begin

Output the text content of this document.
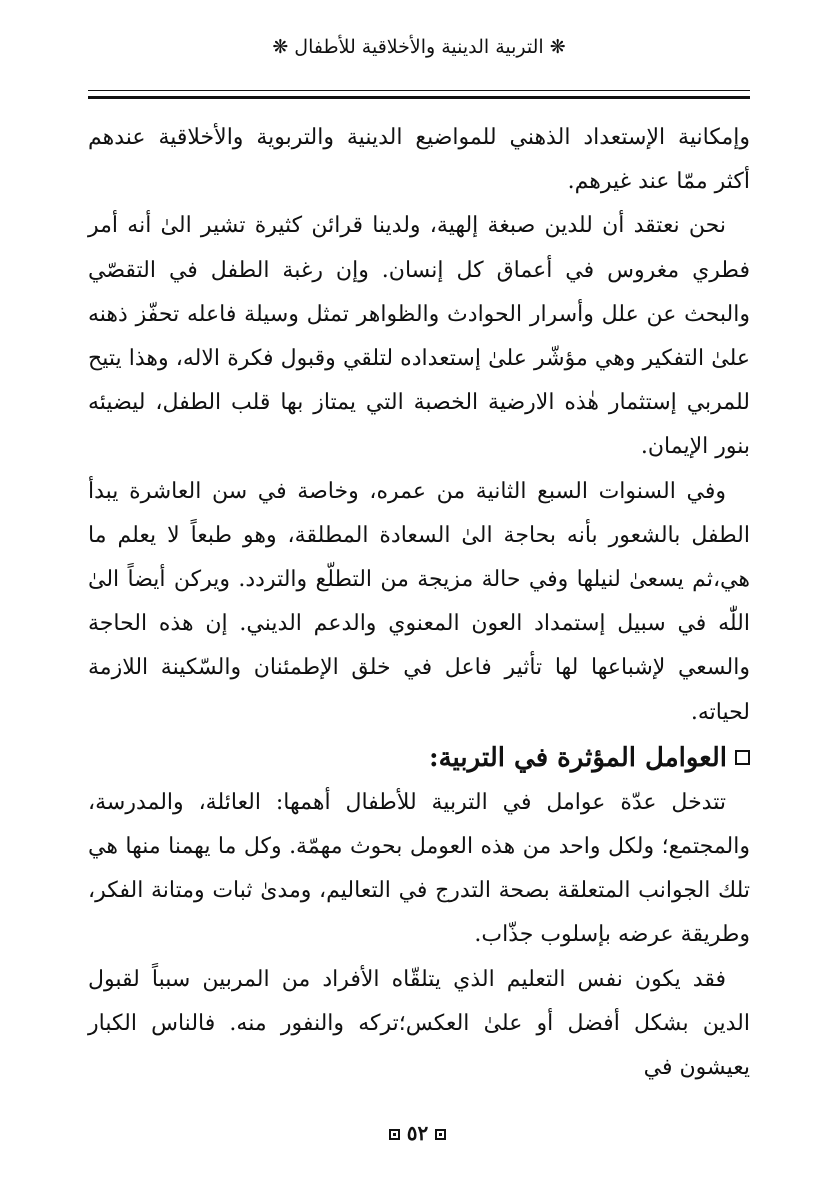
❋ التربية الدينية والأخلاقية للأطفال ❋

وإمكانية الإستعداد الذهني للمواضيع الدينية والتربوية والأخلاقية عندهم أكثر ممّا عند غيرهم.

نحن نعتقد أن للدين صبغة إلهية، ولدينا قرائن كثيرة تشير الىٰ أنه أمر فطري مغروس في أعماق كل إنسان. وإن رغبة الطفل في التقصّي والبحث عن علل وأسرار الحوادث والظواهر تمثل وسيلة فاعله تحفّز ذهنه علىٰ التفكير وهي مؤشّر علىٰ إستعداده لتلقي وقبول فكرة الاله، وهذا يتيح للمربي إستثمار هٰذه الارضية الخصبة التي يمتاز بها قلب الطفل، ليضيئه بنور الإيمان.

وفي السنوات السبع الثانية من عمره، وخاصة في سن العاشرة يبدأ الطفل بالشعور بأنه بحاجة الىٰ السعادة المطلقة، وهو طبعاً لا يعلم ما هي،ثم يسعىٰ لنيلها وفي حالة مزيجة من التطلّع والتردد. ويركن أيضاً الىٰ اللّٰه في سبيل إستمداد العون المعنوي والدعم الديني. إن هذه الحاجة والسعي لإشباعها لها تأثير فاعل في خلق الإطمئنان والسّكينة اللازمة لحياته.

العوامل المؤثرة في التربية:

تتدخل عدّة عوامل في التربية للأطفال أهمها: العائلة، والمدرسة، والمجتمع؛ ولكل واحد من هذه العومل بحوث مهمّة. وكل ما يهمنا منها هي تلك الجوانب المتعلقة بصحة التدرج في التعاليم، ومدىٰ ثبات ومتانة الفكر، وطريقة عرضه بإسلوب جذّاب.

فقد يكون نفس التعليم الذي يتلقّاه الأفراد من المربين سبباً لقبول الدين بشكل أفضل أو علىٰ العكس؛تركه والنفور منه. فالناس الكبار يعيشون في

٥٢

end

All the records above need to be given again word for word. Skip the pictures.

Output the text content of this document.
❋ التربية الدينية والأخلاقية للأطفال ❋

وإمكانية الإستعداد الذهني للمواضيع الدينية والتربوية والأخلاقية عندهم أكثر ممّا عند غيرهم.

نحن نعتقد أن للدين صبغة إلهية، ولدينا قرائن كثيرة تشير الىٰ أنه أمر فطري مغروس في أعماق كل إنسان. وإن رغبة الطفل في التقصّي والبحث عن علل وأسرار الحوادث والظواهر تمثل وسيلة فاعله تحفّز ذهنه علىٰ التفكير وهي مؤشّر علىٰ إستعداده لتلقي وقبول فكرة الاله، وهذا يتيح للمربي إستثمار هٰذه الارضية الخصبة التي يمتاز بها قلب الطفل، ليضيئه بنور الإيمان.

وفي السنوات السبع الثانية من عمره، وخاصة في سن العاشرة يبدأ الطفل بالشعور بأنه بحاجة الىٰ السعادة المطلقة، وهو طبعاً لا يعلم ما هي،ثم يسعىٰ لنيلها وفي حالة مزيجة من التطلّع والتردد. ويركن أيضاً الىٰ اللّٰه في سبيل إستمداد العون المعنوي والدعم الديني. إن هذه الحاجة والسعي لإشباعها لها تأثير فاعل في خلق الإطمئنان والسّكينة اللازمة لحياته.

العوامل المؤثرة في التربية:

تتدخل عدّة عوامل في التربية للأطفال أهمها: العائلة، والمدرسة، والمجتمع؛ ولكل واحد من هذه العومل بحوث مهمّة. وكل ما يهمنا منها هي تلك الجوانب المتعلقة بصحة التدرج في التعاليم، ومدىٰ ثبات ومتانة الفكر، وطريقة عرضه بإسلوب جذّاب.

فقد يكون نفس التعليم الذي يتلقّاه الأفراد من المربين سبباً لقبول الدين بشكل أفضل أو علىٰ العكس؛تركه والنفور منه. فالناس الكبار يعيشون في

٥٢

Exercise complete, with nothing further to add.